RECORD EXTRACTS >>
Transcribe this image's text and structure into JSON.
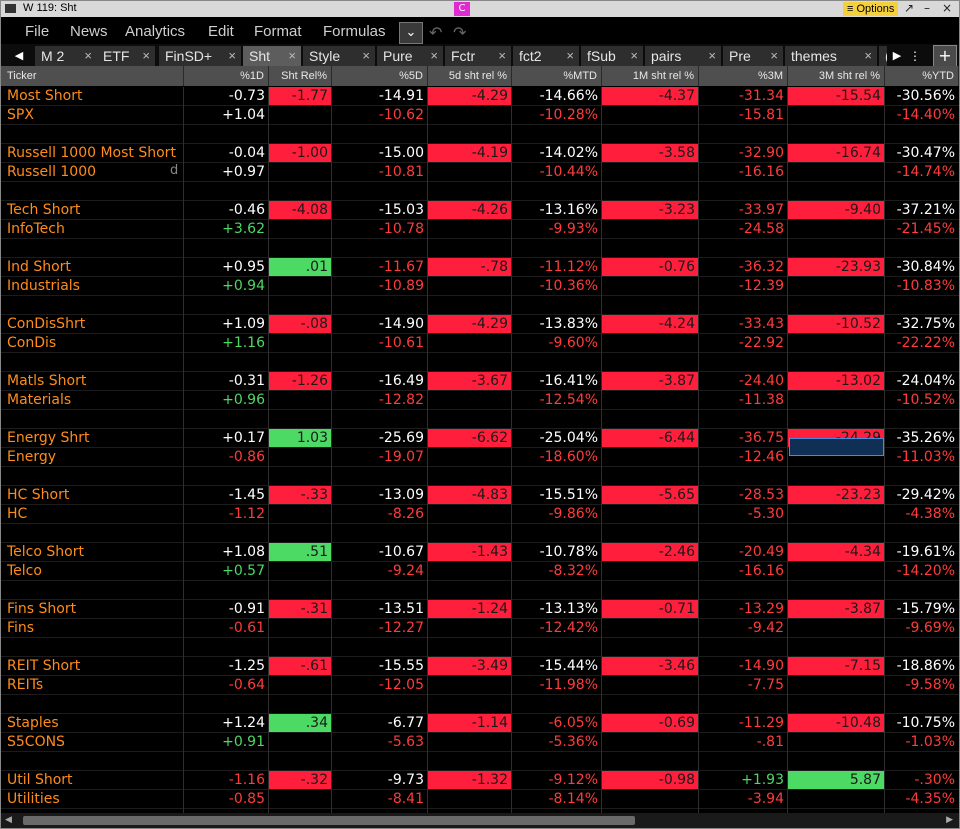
{
  "window": {
    "title": "W 119: Sht",
    "badge": "C",
    "options_label": "≡ Options",
    "minimize": "↗",
    "restore": "–",
    "close": "×"
  },
  "menu": [
    "File",
    "News",
    "Analytics",
    "Edit",
    "Format",
    "Formulas"
  ],
  "menu_overflow_icon": "double-chevron-down-icon",
  "tabs": [
    {
      "label": "M 2",
      "active": false
    },
    {
      "label": "ETF",
      "active": false
    },
    {
      "label": "FinSD+",
      "active": false
    },
    {
      "label": "Sht",
      "active": true
    },
    {
      "label": "Style",
      "active": false
    },
    {
      "label": "Pure",
      "active": false
    },
    {
      "label": "Fctr",
      "active": false
    },
    {
      "label": "fct2",
      "active": false
    },
    {
      "label": "fSub",
      "active": false
    },
    {
      "label": "pairs",
      "active": false
    },
    {
      "label": "Pre",
      "active": false
    },
    {
      "label": "themes",
      "active": false
    },
    {
      "label": "(",
      "active": false
    }
  ],
  "tab_close_glyph": "×",
  "tab_add_label": "+",
  "columns": [
    "Ticker",
    "%1D",
    "Sht Rel%",
    "%5D",
    "5d sht rel %",
    "%MTD",
    "1M sht rel %",
    "%3M",
    "3M sht rel %",
    "%YTD"
  ],
  "colors": {
    "orange": "#ff8c1a",
    "white": "#ffffff",
    "green_text": "#4cd964",
    "red_text": "#ff3b3b",
    "red_bg": "#ff1e3c",
    "green_bg": "#4cd964",
    "dark_text": "#1a1a1a"
  },
  "rows": [
    {
      "ticker": "Most Short",
      "c1": "-0.73",
      "c2": "-1.77",
      "c3": "-14.91",
      "c4": "-4.29",
      "c5": "-14.66%",
      "c6": "-4.37",
      "c7": "-31.34",
      "c8": "-15.54",
      "c9": "-30.56%",
      "style": "short"
    },
    {
      "ticker": "SPX",
      "c1": "+1.04",
      "c2": "",
      "c3": "-10.62",
      "c4": "",
      "c5": "-10.28%",
      "c6": "",
      "c7": "-15.81",
      "c8": "",
      "c9": "-14.40%",
      "style": "index"
    },
    {
      "ticker": "",
      "style": "blank"
    },
    {
      "ticker": "Russell 1000 Most Short",
      "c1": "-0.04",
      "c2": "-1.00",
      "c3": "-15.00",
      "c4": "-4.19",
      "c5": "-14.02%",
      "c6": "-3.58",
      "c7": "-32.90",
      "c8": "-16.74",
      "c9": "-30.47%",
      "style": "short"
    },
    {
      "ticker": "Russell 1000",
      "marker": "d",
      "c1": "+0.97",
      "c2": "",
      "c3": "-10.81",
      "c4": "",
      "c5": "-10.44%",
      "c6": "",
      "c7": "-16.16",
      "c8": "",
      "c9": "-14.74%",
      "style": "index"
    },
    {
      "ticker": "",
      "style": "blank"
    },
    {
      "ticker": "Tech Short",
      "c1": "-0.46",
      "c2": "-4.08",
      "c3": "-15.03",
      "c4": "-4.26",
      "c5": "-13.16%",
      "c6": "-3.23",
      "c7": "-33.97",
      "c8": "-9.40",
      "c9": "-37.21%",
      "style": "short"
    },
    {
      "ticker": "InfoTech",
      "c1": "+3.62",
      "c2": "",
      "c3": "-10.78",
      "c4": "",
      "c5": "-9.93%",
      "c6": "",
      "c7": "-24.58",
      "c8": "",
      "c9": "-21.45%",
      "style": "index"
    },
    {
      "ticker": "",
      "style": "blank"
    },
    {
      "ticker": "Ind Short",
      "c1": "+0.95",
      "c2": ".01",
      "c3": "-11.67",
      "c4": "-.78",
      "c5": "-11.12%",
      "c6": "-0.76",
      "c7": "-36.32",
      "c8": "-23.93",
      "c9": "-30.84%",
      "style": "short"
    },
    {
      "ticker": "Industrials",
      "c1": "+0.94",
      "c2": "",
      "c3": "-10.89",
      "c4": "",
      "c5": "-10.36%",
      "c6": "",
      "c7": "-12.39",
      "c8": "",
      "c9": "-10.83%",
      "style": "index"
    },
    {
      "ticker": "",
      "style": "blank"
    },
    {
      "ticker": "ConDisShrt",
      "c1": "+1.09",
      "c2": "-.08",
      "c3": "-14.90",
      "c4": "-4.29",
      "c5": "-13.83%",
      "c6": "-4.24",
      "c7": "-33.43",
      "c8": "-10.52",
      "c9": "-32.75%",
      "style": "short"
    },
    {
      "ticker": "ConDis",
      "c1": "+1.16",
      "c2": "",
      "c3": "-10.61",
      "c4": "",
      "c5": "-9.60%",
      "c6": "",
      "c7": "-22.92",
      "c8": "",
      "c9": "-22.22%",
      "style": "index"
    },
    {
      "ticker": "",
      "style": "blank"
    },
    {
      "ticker": "Matls Short",
      "c1": "-0.31",
      "c2": "-1.26",
      "c3": "-16.49",
      "c4": "-3.67",
      "c5": "-16.41%",
      "c6": "-3.87",
      "c7": "-24.40",
      "c8": "-13.02",
      "c9": "-24.04%",
      "style": "short"
    },
    {
      "ticker": "Materials",
      "c1": "+0.96",
      "c2": "",
      "c3": "-12.82",
      "c4": "",
      "c5": "-12.54%",
      "c6": "",
      "c7": "-11.38",
      "c8": "",
      "c9": "-10.52%",
      "style": "index"
    },
    {
      "ticker": "",
      "style": "blank"
    },
    {
      "ticker": "Energy Shrt",
      "c1": "+0.17",
      "c2": "1.03",
      "c3": "-25.69",
      "c4": "-6.62",
      "c5": "-25.04%",
      "c6": "-6.44",
      "c7": "-36.75",
      "c8": "-24.29",
      "c9": "-35.26%",
      "style": "short"
    },
    {
      "ticker": "Energy",
      "c1": "-0.86",
      "c2": "",
      "c3": "-19.07",
      "c4": "",
      "c5": "-18.60%",
      "c6": "",
      "c7": "-12.46",
      "c8": "",
      "c9": "-11.03%",
      "style": "index"
    },
    {
      "ticker": "",
      "style": "blank"
    },
    {
      "ticker": "HC Short",
      "c1": "-1.45",
      "c2": "-.33",
      "c3": "-13.09",
      "c4": "-4.83",
      "c5": "-15.51%",
      "c6": "-5.65",
      "c7": "-28.53",
      "c8": "-23.23",
      "c9": "-29.42%",
      "style": "short"
    },
    {
      "ticker": "HC",
      "c1": "-1.12",
      "c2": "",
      "c3": "-8.26",
      "c4": "",
      "c5": "-9.86%",
      "c6": "",
      "c7": "-5.30",
      "c8": "",
      "c9": "-4.38%",
      "style": "index"
    },
    {
      "ticker": "",
      "style": "blank"
    },
    {
      "ticker": "Telco Short",
      "c1": "+1.08",
      "c2": ".51",
      "c3": "-10.67",
      "c4": "-1.43",
      "c5": "-10.78%",
      "c6": "-2.46",
      "c7": "-20.49",
      "c8": "-4.34",
      "c9": "-19.61%",
      "style": "short"
    },
    {
      "ticker": "Telco",
      "c1": "+0.57",
      "c2": "",
      "c3": "-9.24",
      "c4": "",
      "c5": "-8.32%",
      "c6": "",
      "c7": "-16.16",
      "c8": "",
      "c9": "-14.20%",
      "style": "index"
    },
    {
      "ticker": "",
      "style": "blank"
    },
    {
      "ticker": "Fins Short",
      "c1": "-0.91",
      "c2": "-.31",
      "c3": "-13.51",
      "c4": "-1.24",
      "c5": "-13.13%",
      "c6": "-0.71",
      "c7": "-13.29",
      "c8": "-3.87",
      "c9": "-15.79%",
      "style": "short"
    },
    {
      "ticker": "Fins",
      "c1": "-0.61",
      "c2": "",
      "c3": "-12.27",
      "c4": "",
      "c5": "-12.42%",
      "c6": "",
      "c7": "-9.42",
      "c8": "",
      "c9": "-9.69%",
      "style": "index"
    },
    {
      "ticker": "",
      "style": "blank"
    },
    {
      "ticker": "REIT Short",
      "c1": "-1.25",
      "c2": "-.61",
      "c3": "-15.55",
      "c4": "-3.49",
      "c5": "-15.44%",
      "c6": "-3.46",
      "c7": "-14.90",
      "c8": "-7.15",
      "c9": "-18.86%",
      "style": "short"
    },
    {
      "ticker": "REITs",
      "c1": "-0.64",
      "c2": "",
      "c3": "-12.05",
      "c4": "",
      "c5": "-11.98%",
      "c6": "",
      "c7": "-7.75",
      "c8": "",
      "c9": "-9.58%",
      "style": "index"
    },
    {
      "ticker": "",
      "style": "blank"
    },
    {
      "ticker": "Staples",
      "c1": "+1.24",
      "c2": ".34",
      "c3": "-6.77",
      "c4": "-1.14",
      "c5": "-6.05%",
      "c6": "-0.69",
      "c7": "-11.29",
      "c8": "-10.48",
      "c9": "-10.75%",
      "style": "short"
    },
    {
      "ticker": "S5CONS",
      "c1": "+0.91",
      "c2": "",
      "c3": "-5.63",
      "c4": "",
      "c5": "-5.36%",
      "c6": "",
      "c7": "-.81",
      "c8": "",
      "c9": "-1.03%",
      "style": "index"
    },
    {
      "ticker": "",
      "style": "blank"
    },
    {
      "ticker": "Util Short",
      "c1": "-1.16",
      "c2": "-.32",
      "c3": "-9.73",
      "c4": "-1.32",
      "c5": "-9.12%",
      "c6": "-0.98",
      "c7": "+1.93",
      "c8": "5.87",
      "c9": "-.30%",
      "style": "short"
    },
    {
      "ticker": "Utilities",
      "c1": "-0.85",
      "c2": "",
      "c3": "-8.41",
      "c4": "",
      "c5": "-8.14%",
      "c6": "",
      "c7": "-3.94",
      "c8": "",
      "c9": "-4.35%",
      "style": "index"
    }
  ]
}
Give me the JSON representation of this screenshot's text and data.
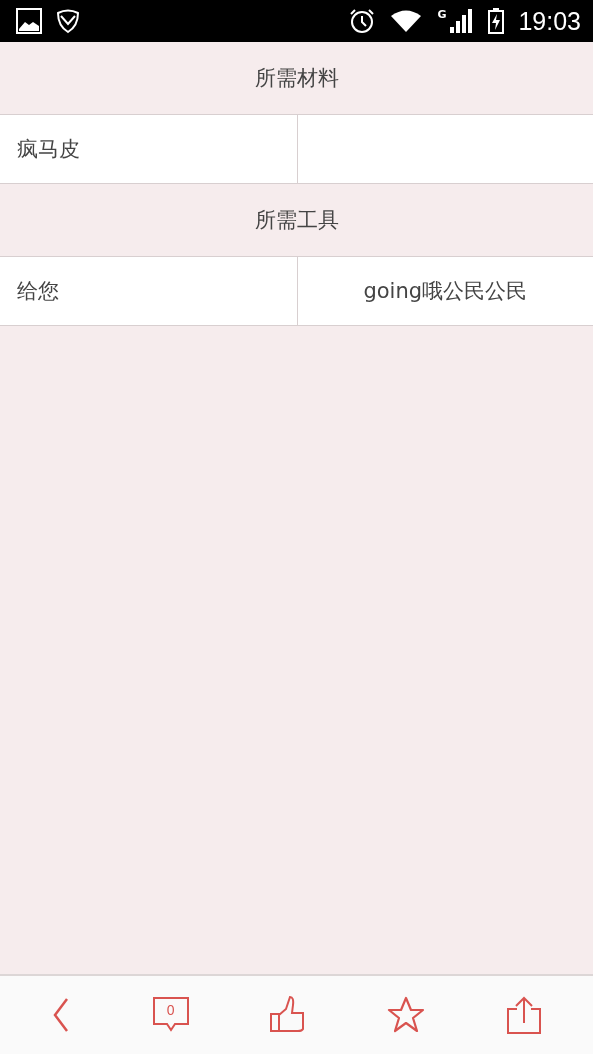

SET TASK >> Which lines above hold the word "JSON"? Copy each of them.

EXERCISE RESPONSE >>
Transcribe this image's text and structure into JSON.
Give me the JSON representation of this screenshot's text and data.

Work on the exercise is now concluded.